_Excerpt from a dataset_.

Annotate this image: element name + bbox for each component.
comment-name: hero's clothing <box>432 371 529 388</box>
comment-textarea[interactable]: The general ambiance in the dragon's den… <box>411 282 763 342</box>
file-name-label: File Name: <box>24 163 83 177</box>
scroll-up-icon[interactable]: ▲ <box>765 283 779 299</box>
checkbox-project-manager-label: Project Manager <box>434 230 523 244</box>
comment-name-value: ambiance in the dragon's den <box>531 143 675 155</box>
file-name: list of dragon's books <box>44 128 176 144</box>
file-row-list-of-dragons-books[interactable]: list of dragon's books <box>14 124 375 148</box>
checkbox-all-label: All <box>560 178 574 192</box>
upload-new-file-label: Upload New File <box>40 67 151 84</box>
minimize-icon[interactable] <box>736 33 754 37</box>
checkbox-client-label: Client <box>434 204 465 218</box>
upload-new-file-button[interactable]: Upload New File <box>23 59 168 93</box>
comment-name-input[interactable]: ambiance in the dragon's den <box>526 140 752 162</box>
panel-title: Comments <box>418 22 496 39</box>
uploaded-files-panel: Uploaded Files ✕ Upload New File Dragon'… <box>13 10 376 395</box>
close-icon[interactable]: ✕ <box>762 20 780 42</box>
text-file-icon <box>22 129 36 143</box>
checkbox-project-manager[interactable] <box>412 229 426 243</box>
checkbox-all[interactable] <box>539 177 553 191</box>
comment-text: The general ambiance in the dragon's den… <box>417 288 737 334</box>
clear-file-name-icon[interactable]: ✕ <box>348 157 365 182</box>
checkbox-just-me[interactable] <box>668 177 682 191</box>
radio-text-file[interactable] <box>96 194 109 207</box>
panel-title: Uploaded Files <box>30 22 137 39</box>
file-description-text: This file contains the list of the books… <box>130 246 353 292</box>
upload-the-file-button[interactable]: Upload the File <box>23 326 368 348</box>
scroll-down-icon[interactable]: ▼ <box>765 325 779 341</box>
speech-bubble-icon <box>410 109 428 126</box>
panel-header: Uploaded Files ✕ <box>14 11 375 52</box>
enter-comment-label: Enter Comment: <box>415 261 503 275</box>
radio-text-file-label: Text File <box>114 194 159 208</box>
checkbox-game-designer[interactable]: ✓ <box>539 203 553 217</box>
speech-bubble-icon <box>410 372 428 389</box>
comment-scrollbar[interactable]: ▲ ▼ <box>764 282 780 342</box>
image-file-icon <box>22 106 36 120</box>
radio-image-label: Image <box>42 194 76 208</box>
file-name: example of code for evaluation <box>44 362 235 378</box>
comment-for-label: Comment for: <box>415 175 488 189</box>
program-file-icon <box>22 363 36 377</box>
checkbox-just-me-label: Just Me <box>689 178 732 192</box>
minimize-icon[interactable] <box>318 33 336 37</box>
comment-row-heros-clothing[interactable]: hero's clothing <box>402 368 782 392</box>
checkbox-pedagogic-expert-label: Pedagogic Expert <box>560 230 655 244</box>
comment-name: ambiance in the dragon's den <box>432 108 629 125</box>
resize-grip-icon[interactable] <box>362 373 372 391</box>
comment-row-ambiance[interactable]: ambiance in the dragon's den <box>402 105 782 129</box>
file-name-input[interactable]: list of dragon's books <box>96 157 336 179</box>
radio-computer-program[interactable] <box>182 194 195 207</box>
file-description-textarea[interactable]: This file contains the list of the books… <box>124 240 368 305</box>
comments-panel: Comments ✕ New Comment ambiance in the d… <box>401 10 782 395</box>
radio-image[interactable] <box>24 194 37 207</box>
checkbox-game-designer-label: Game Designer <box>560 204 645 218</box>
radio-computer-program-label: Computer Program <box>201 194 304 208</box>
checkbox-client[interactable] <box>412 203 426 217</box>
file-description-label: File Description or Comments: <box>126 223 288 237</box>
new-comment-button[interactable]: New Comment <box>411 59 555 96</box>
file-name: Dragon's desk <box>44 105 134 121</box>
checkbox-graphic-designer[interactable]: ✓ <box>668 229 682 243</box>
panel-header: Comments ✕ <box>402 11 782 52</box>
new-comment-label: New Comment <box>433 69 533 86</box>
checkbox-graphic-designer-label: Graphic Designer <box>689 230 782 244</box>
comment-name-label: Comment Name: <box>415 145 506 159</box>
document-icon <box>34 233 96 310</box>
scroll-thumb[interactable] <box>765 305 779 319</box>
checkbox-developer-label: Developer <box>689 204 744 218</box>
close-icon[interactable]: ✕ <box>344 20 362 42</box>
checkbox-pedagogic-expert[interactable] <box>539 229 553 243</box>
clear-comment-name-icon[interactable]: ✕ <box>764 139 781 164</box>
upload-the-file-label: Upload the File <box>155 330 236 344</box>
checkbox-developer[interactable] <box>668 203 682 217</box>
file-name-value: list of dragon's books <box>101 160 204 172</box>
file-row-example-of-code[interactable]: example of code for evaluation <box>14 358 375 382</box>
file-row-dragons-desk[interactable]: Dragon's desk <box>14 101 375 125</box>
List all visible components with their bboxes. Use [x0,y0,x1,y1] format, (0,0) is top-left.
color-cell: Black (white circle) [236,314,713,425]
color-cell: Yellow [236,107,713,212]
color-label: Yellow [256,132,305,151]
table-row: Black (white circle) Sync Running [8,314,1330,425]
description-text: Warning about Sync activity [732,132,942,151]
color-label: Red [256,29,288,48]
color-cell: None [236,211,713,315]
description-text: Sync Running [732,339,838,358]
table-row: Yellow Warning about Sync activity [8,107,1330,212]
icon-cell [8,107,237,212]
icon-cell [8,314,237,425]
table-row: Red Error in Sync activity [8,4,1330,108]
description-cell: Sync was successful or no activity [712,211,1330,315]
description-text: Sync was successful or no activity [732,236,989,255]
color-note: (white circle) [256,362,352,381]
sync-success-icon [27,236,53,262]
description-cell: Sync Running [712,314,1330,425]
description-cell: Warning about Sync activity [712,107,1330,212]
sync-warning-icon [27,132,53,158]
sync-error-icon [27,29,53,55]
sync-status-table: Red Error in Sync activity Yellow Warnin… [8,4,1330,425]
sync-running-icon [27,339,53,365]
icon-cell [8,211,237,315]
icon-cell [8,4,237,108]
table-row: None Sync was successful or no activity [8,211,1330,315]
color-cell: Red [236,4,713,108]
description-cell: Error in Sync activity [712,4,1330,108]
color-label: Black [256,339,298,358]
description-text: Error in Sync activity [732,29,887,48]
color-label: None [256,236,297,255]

...

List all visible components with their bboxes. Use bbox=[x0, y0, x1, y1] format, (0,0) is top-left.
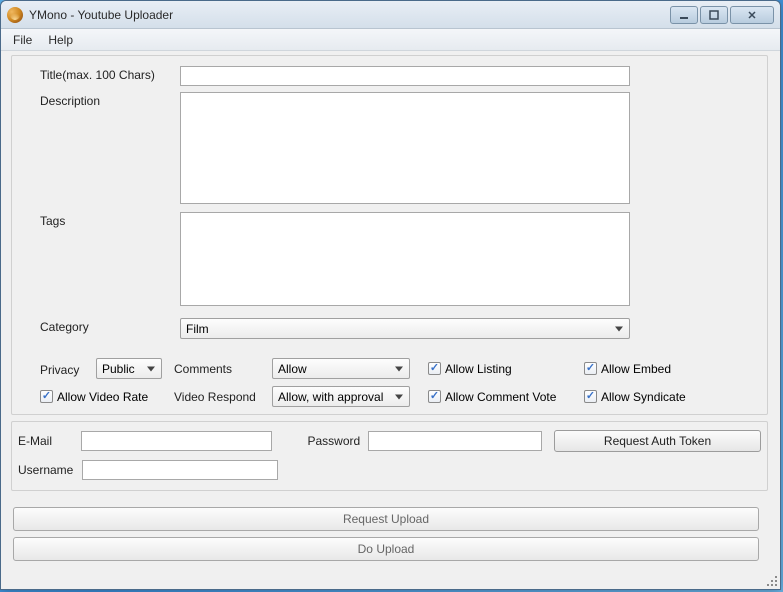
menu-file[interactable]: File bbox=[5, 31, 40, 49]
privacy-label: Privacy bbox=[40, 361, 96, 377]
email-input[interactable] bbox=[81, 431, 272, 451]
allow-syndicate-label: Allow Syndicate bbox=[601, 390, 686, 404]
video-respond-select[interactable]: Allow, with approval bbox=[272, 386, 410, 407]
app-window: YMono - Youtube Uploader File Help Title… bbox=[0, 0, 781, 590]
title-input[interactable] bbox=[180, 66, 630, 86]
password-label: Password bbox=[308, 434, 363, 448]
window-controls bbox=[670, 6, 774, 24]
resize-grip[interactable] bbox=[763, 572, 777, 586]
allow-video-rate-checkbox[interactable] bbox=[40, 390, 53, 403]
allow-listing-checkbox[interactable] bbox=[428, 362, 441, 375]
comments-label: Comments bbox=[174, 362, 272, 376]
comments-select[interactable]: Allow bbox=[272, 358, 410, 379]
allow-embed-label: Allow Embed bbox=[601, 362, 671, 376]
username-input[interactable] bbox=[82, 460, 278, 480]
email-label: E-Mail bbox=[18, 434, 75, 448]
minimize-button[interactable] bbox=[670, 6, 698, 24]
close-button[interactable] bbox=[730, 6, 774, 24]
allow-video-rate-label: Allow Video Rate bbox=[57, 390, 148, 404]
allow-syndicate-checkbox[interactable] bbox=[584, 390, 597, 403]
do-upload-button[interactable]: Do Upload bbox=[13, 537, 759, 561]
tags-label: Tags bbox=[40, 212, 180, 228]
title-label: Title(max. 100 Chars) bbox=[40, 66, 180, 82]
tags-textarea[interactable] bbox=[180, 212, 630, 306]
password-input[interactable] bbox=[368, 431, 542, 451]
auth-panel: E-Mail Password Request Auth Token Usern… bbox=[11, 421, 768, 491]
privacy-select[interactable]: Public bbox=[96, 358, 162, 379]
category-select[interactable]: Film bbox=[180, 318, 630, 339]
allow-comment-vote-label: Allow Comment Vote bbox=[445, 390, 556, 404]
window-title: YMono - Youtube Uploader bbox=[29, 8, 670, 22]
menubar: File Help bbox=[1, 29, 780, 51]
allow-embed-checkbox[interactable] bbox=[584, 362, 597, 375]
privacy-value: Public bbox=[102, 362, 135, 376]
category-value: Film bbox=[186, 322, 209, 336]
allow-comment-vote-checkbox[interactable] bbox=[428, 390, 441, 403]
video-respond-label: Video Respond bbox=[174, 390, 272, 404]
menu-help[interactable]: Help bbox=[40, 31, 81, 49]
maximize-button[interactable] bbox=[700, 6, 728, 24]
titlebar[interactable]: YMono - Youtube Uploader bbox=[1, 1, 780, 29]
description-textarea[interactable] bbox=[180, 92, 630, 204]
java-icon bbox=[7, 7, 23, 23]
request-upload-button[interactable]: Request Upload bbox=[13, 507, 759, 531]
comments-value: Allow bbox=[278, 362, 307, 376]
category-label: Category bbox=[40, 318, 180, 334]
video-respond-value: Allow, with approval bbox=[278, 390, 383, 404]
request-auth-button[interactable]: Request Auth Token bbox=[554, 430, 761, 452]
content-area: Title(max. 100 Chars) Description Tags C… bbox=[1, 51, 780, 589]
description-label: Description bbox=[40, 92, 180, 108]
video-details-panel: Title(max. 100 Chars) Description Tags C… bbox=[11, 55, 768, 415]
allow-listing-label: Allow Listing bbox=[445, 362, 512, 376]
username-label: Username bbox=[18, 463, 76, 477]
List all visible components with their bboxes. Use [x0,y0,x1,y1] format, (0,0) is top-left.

_Task to complete_. Please rewrite the lines between the one holding "menu-file[interactable]: File bbox=[5, 31, 40, 49]" and the one holding "video-respond-select[interactable]: Allow, with", inclusive, substituting "Permit Syndicate" for "Allow Syndicate" and leaving everything else unchanged. Give only those lines.

_Correct answer_.
menu-file[interactable]: File bbox=[5, 31, 40, 49]
privacy-label: Privacy bbox=[40, 361, 96, 377]
email-input[interactable] bbox=[81, 431, 272, 451]
allow-syndicate-label: Permit Syndicate bbox=[601, 390, 686, 404]
video-respond-select[interactable]: Allow, with approval bbox=[272, 386, 410, 407]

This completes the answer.